Dataset extract

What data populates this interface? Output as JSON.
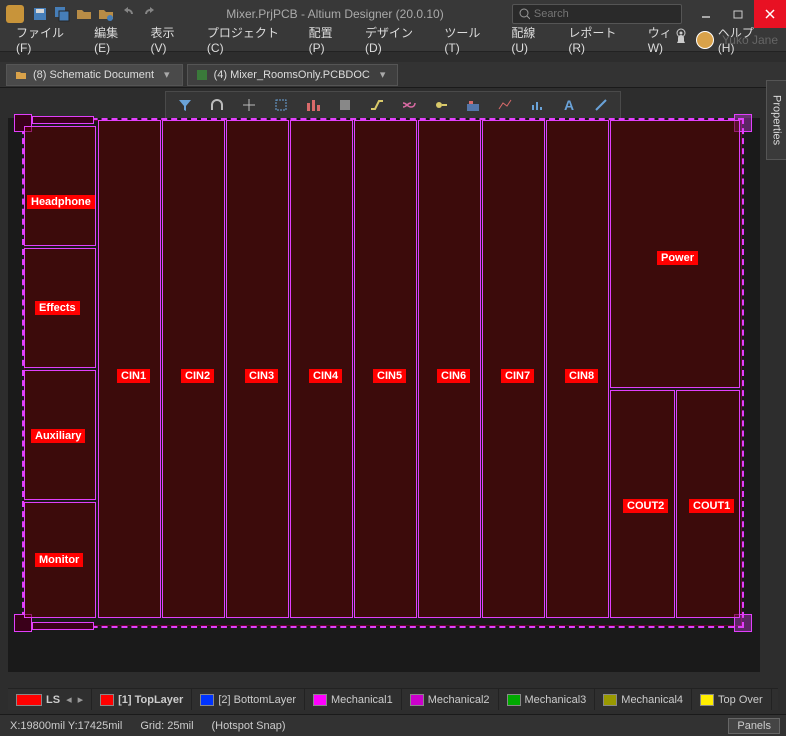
{
  "titlebar": {
    "title": "Mixer.PrjPCB - Altium Designer (20.0.10)",
    "search_placeholder": "Search"
  },
  "menu": {
    "file": "ファイル (F)",
    "edit": "編集 (E)",
    "view": "表示 (V)",
    "project": "プロジェクト (C)",
    "place": "配置 (P)",
    "design": "デザイン (D)",
    "tool": "ツール (T)",
    "route": "配線 (U)",
    "report": "レポート (R)",
    "win": "ウィ",
    "w_suffix": "W)",
    "help": "ヘルプ (H)",
    "user": "Yuko Jane"
  },
  "tabs": {
    "project": "(8) Schematic Document",
    "doc": "(4) Mixer_RoomsOnly.PCBDOC"
  },
  "rooms": {
    "headphone": "Headphone",
    "effects": "Effects",
    "auxiliary": "Auxiliary",
    "monitor": "Monitor",
    "cin1": "CIN1",
    "cin2": "CIN2",
    "cin3": "CIN3",
    "cin4": "CIN4",
    "cin5": "CIN5",
    "cin6": "CIN6",
    "cin7": "CIN7",
    "cin8": "CIN8",
    "power": "Power",
    "cout1": "COUT1",
    "cout2": "COUT2"
  },
  "layers": {
    "ls": "LS",
    "top": "[1] TopLayer",
    "bottom": "[2] BottomLayer",
    "m1": "Mechanical1",
    "m2": "Mechanical2",
    "m3": "Mechanical3",
    "m4": "Mechanical4",
    "tover": "Top Over"
  },
  "colors": {
    "top": "#ff0000",
    "bottom": "#0033ff",
    "m1": "#ff00ff",
    "m2": "#cc00cc",
    "m3": "#00aa00",
    "m4": "#999900",
    "tover": "#ffee00"
  },
  "status": {
    "coords": "X:19800mil Y:17425mil",
    "grid": "Grid: 25mil",
    "snap": "(Hotspot Snap)",
    "panels": "Panels"
  },
  "props_label": "Properties"
}
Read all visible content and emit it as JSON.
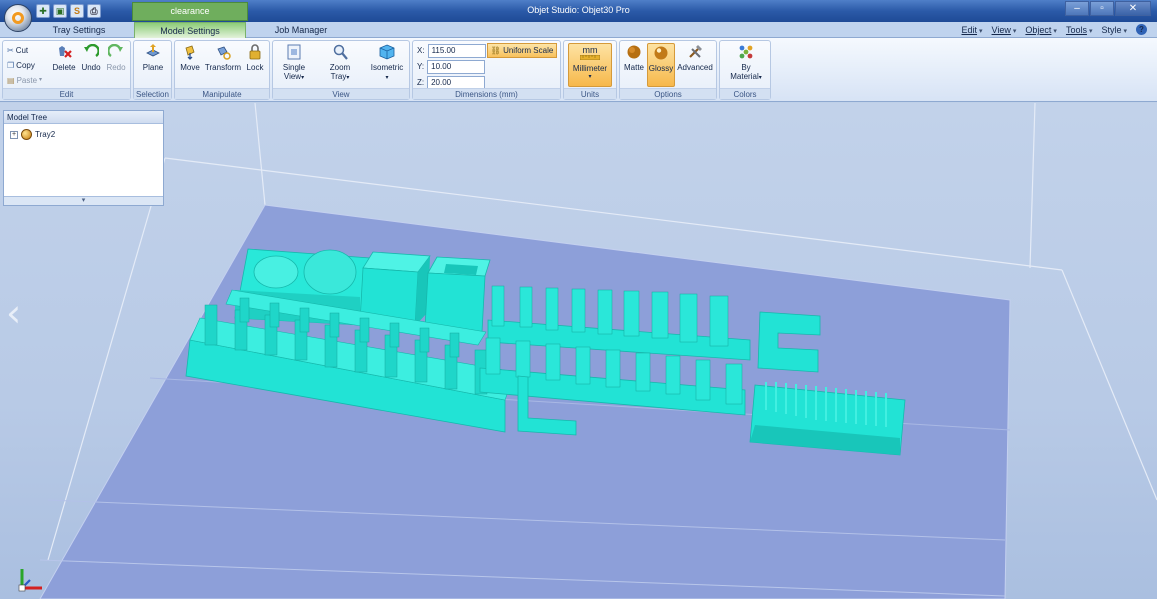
{
  "app": {
    "title": "Objet Studio: Objet30 Pro",
    "contextual_tab": "clearance"
  },
  "tabs": [
    {
      "label": "Tray Settings",
      "active": false
    },
    {
      "label": "Model Settings",
      "active": true
    },
    {
      "label": "Job Manager",
      "active": false
    }
  ],
  "menu": {
    "items": [
      "Edit",
      "View",
      "Object",
      "Tools",
      "Style"
    ],
    "help_icon": "help-icon"
  },
  "window_controls": {
    "minimize": "–",
    "maximize": "▫",
    "close": "✕"
  },
  "ribbon": {
    "edit": {
      "label": "Edit",
      "cut": "Cut",
      "copy": "Copy",
      "paste": "Paste",
      "delete": "Delete",
      "undo": "Undo",
      "redo": "Redo"
    },
    "selection": {
      "label": "Selection",
      "plane": "Plane"
    },
    "manipulate": {
      "label": "Manipulate",
      "move": "Move",
      "transform": "Transform",
      "lock": "Lock"
    },
    "view": {
      "label": "View",
      "single_view_line1": "Single",
      "single_view_line2": "View",
      "zoom_tray_line1": "Zoom",
      "zoom_tray_line2": "Tray",
      "isometric": "Isometric"
    },
    "dimensions": {
      "label": "Dimensions (mm)",
      "x_label": "X:",
      "x_value": "115.00",
      "y_label": "Y:",
      "y_value": "10.00",
      "z_label": "Z:",
      "z_value": "20.00",
      "uniform_scale": "Uniform Scale"
    },
    "units": {
      "label": "Units",
      "mm": "mm",
      "millimeter": "Millimeter"
    },
    "options": {
      "label": "Options",
      "matte": "Matte",
      "glossy": "Glossy",
      "advanced": "Advanced"
    },
    "colors": {
      "label": "Colors",
      "by_line1": "By",
      "by_line2": "Material"
    }
  },
  "model_tree": {
    "title": "Model Tree",
    "items": [
      {
        "label": "Tray2",
        "expand": "+"
      }
    ],
    "footer_arrow": "▾"
  },
  "viewport": {
    "nav_left": "‹",
    "model_color": "#21e3d5",
    "tray_color": "#8b9dd8"
  }
}
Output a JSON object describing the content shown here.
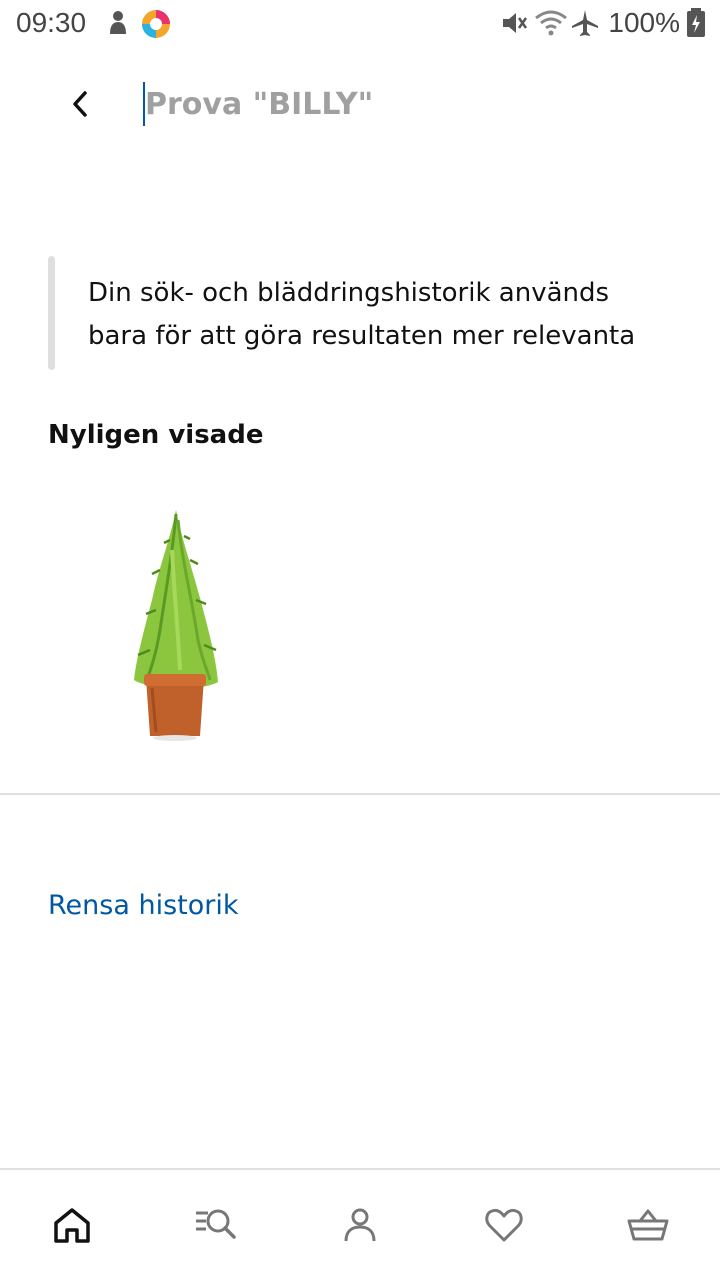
{
  "status_bar": {
    "time": "09:30",
    "battery": "100%",
    "icons": [
      "notification-icon",
      "app-icon",
      "mute-icon",
      "wifi-icon",
      "airplane-icon",
      "battery-icon"
    ]
  },
  "search": {
    "placeholder": "Prova \"BILLY\"",
    "value": ""
  },
  "info": {
    "text": "Din sök- och bläddringshistorik används bara för att göra resultaten mer relevanta"
  },
  "recent": {
    "title": "Nyligen visade",
    "items": [
      {
        "icon": "potted-cypress-plant-image"
      }
    ]
  },
  "actions": {
    "clear_history": "Rensa historik"
  },
  "bottom_nav": {
    "items": [
      {
        "icon": "home-icon",
        "active": true
      },
      {
        "icon": "search-browse-icon",
        "active": false
      },
      {
        "icon": "profile-icon",
        "active": false
      },
      {
        "icon": "heart-icon",
        "active": false
      },
      {
        "icon": "basket-icon",
        "active": false
      }
    ]
  },
  "colors": {
    "accent": "#0058a3",
    "placeholder": "#a0a0a0",
    "divider": "#e0e0e0",
    "icon_gray": "#666666"
  }
}
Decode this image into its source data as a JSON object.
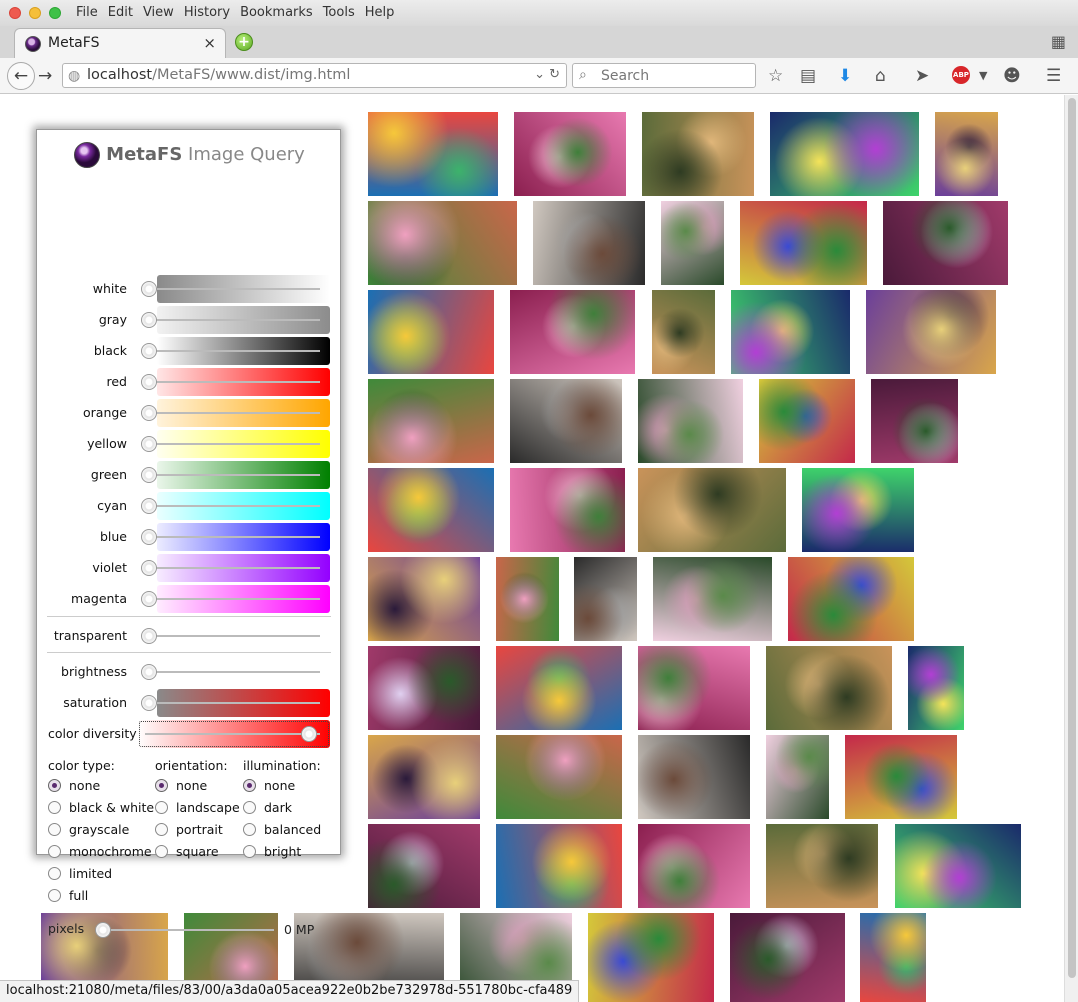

Exercise description
Quote all the lines above exactly as given. Do not include the pictures.

The solution
What data populates this interface? Output as JSON.
{
  "titlebar": {
    "title": "Mixer.PrjPCB - Altium Designer (20.0.10)",
    "search_placeholder": "Search"
  },
  "menu": {
    "file": "ファイル (F)",
    "edit": "編集 (E)",
    "view": "表示 (V)",
    "project": "プロジェクト (C)",
    "place": "配置 (P)",
    "design": "デザイン (D)",
    "tool": "ツール (T)",
    "route": "配線 (U)",
    "report": "レポート (R)",
    "win": "ウィ",
    "w_suffix": "W)",
    "help": "ヘルプ (H)",
    "user": "Yuko Jane"
  },
  "tabs": {
    "project": "(8) Schematic Document",
    "doc": "(4) Mixer_RoomsOnly.PCBDOC"
  },
  "rooms": {
    "headphone": "Headphone",
    "effects": "Effects",
    "auxiliary": "Auxiliary",
    "monitor": "Monitor",
    "cin1": "CIN1",
    "cin2": "CIN2",
    "cin3": "CIN3",
    "cin4": "CIN4",
    "cin5": "CIN5",
    "cin6": "CIN6",
    "cin7": "CIN7",
    "cin8": "CIN8",
    "power": "Power",
    "cout1": "COUT1",
    "cout2": "COUT2"
  },
  "layers": {
    "ls": "LS",
    "top": "[1] TopLayer",
    "bottom": "[2] BottomLayer",
    "m1": "Mechanical1",
    "m2": "Mechanical2",
    "m3": "Mechanical3",
    "m4": "Mechanical4",
    "tover": "Top Over"
  },
  "colors": {
    "top": "#ff0000",
    "bottom": "#0033ff",
    "m1": "#ff00ff",
    "m2": "#cc00cc",
    "m3": "#00aa00",
    "m4": "#999900",
    "tover": "#ffee00"
  },
  "status": {
    "coords": "X:19800mil Y:17425mil",
    "grid": "Grid: 25mil",
    "snap": "(Hotspot Snap)",
    "panels": "Panels"
  },
  "props_label": "Properties"
}
Read all visible content and emit it as JSON.
{
  "app": {
    "title": "Objet Studio: Objet30 Pro",
    "contextual_tab": "clearance"
  },
  "tabs": [
    {
      "label": "Tray Settings",
      "active": false
    },
    {
      "label": "Model Settings",
      "active": true
    },
    {
      "label": "Job Manager",
      "active": false
    }
  ],
  "menu": {
    "items": [
      "Edit",
      "View",
      "Object",
      "Tools",
      "Style"
    ],
    "help_icon": "help-icon"
  },
  "window_controls": {
    "minimize": "–",
    "maximize": "▫",
    "close": "✕"
  },
  "ribbon": {
    "edit": {
      "label": "Edit",
      "cut": "Cut",
      "copy": "Copy",
      "paste": "Paste",
      "delete": "Delete",
      "undo": "Undo",
      "redo": "Redo"
    },
    "selection": {
      "label": "Selection",
      "plane": "Plane"
    },
    "manipulate": {
      "label": "Manipulate",
      "move": "Move",
      "transform": "Transform",
      "lock": "Lock"
    },
    "view": {
      "label": "View",
      "single_view_line1": "Single",
      "single_view_line2": "View",
      "zoom_tray_line1": "Zoom",
      "zoom_tray_line2": "Tray",
      "isometric": "Isometric"
    },
    "dimensions": {
      "label": "Dimensions (mm)",
      "x_label": "X:",
      "x_value": "115.00",
      "y_label": "Y:",
      "y_value": "10.00",
      "z_label": "Z:",
      "z_value": "20.00",
      "uniform_scale": "Uniform Scale"
    },
    "units": {
      "label": "Units",
      "mm": "mm",
      "millimeter": "Millimeter"
    },
    "options": {
      "label": "Options",
      "matte": "Matte",
      "glossy": "Glossy",
      "advanced": "Advanced"
    },
    "colors": {
      "label": "Colors",
      "by_line1": "By",
      "by_line2": "Material"
    }
  },
  "model_tree": {
    "title": "Model Tree",
    "items": [
      {
        "label": "Tray2",
        "expand": "+"
      }
    ],
    "footer_arrow": "▾"
  },
  "viewport": {
    "nav_left": "‹",
    "model_color": "#21e3d5",
    "tray_color": "#8b9dd8"
  }
}
Output a JSON object describing the content shown here.
{
  "status_bar": {
    "time": "09:30",
    "battery": "100%",
    "icons": [
      "notification-icon",
      "app-icon",
      "mute-icon",
      "wifi-icon",
      "airplane-icon",
      "battery-icon"
    ]
  },
  "search": {
    "placeholder": "Prova \"BILLY\"",
    "value": ""
  },
  "info": {
    "text": "Din sök- och bläddringshistorik används bara för att göra resultaten mer relevanta"
  },
  "recent": {
    "title": "Nyligen visade",
    "items": [
      {
        "icon": "potted-cypress-plant-image"
      }
    ]
  },
  "actions": {
    "clear_history": "Rensa historik"
  },
  "bottom_nav": {
    "items": [
      {
        "icon": "home-icon",
        "active": true
      },
      {
        "icon": "search-browse-icon",
        "active": false
      },
      {
        "icon": "profile-icon",
        "active": false
      },
      {
        "icon": "heart-icon",
        "active": false
      },
      {
        "icon": "basket-icon",
        "active": false
      }
    ]
  },
  "colors": {
    "accent": "#0058a3",
    "placeholder": "#a0a0a0",
    "divider": "#e0e0e0",
    "icon_gray": "#666666"
  }
}
Decode this image into its source data as a JSON object.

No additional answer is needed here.